GIVEN EXERCISE
Write the records out again, precisely as they stand.

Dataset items

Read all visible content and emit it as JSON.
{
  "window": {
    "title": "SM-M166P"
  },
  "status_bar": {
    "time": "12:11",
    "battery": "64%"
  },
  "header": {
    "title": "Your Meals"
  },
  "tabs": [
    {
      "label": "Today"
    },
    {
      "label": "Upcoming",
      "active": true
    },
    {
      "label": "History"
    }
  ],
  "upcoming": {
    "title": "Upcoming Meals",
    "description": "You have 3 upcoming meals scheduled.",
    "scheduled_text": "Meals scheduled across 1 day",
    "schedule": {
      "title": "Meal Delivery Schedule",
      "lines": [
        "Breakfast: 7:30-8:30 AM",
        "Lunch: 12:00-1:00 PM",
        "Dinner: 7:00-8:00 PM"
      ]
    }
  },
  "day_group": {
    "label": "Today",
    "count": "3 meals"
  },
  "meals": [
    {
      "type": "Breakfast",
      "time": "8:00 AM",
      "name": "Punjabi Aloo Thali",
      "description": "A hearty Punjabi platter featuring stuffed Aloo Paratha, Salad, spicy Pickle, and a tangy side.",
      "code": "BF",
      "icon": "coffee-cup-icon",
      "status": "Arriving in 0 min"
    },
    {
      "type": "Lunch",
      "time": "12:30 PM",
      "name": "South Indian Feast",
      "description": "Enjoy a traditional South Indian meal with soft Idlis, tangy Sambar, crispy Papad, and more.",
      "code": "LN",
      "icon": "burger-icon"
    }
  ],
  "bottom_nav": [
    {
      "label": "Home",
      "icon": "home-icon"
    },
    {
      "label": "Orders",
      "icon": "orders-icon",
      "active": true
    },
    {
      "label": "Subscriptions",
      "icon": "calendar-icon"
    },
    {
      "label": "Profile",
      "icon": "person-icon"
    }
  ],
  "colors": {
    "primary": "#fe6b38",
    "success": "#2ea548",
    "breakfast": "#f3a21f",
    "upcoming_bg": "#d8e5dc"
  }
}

RESPONSE TO THIS EXERCISE
Read all visible content and emit it as JSON.
{
  "window": {
    "title": "SM-M166P"
  },
  "status_bar": {
    "time": "12:11",
    "battery": "64%"
  },
  "header": {
    "title": "Your Meals"
  },
  "tabs": [
    {
      "label": "Today"
    },
    {
      "label": "Upcoming",
      "active": true
    },
    {
      "label": "History"
    }
  ],
  "upcoming": {
    "title": "Upcoming Meals",
    "description": "You have 3 upcoming meals scheduled.",
    "scheduled_text": "Meals scheduled across 1 day",
    "schedule": {
      "title": "Meal Delivery Schedule",
      "lines": [
        "Breakfast: 7:30-8:30 AM",
        "Lunch: 12:00-1:00 PM",
        "Dinner: 7:00-8:00 PM"
      ]
    }
  },
  "day_group": {
    "label": "Today",
    "count": "3 meals"
  },
  "meals": [
    {
      "type": "Breakfast",
      "time": "8:00 AM",
      "name": "Punjabi Aloo Thali",
      "description": "A hearty Punjabi platter featuring stuffed Aloo Paratha, Salad, spicy Pickle, and a tangy side.",
      "code": "BF",
      "icon": "coffee-cup-icon",
      "status": "Arriving in 0 min"
    },
    {
      "type": "Lunch",
      "time": "12:30 PM",
      "name": "South Indian Feast",
      "description": "Enjoy a traditional South Indian meal with soft Idlis, tangy Sambar, crispy Papad, and more.",
      "code": "LN",
      "icon": "burger-icon"
    }
  ],
  "bottom_nav": [
    {
      "label": "Home",
      "icon": "home-icon"
    },
    {
      "label": "Orders",
      "icon": "orders-icon",
      "active": true
    },
    {
      "label": "Subscriptions",
      "icon": "calendar-icon"
    },
    {
      "label": "Profile",
      "icon": "person-icon"
    }
  ],
  "colors": {
    "primary": "#fe6b38",
    "success": "#2ea548",
    "breakfast": "#f3a21f",
    "upcoming_bg": "#d8e5dc"
  }
}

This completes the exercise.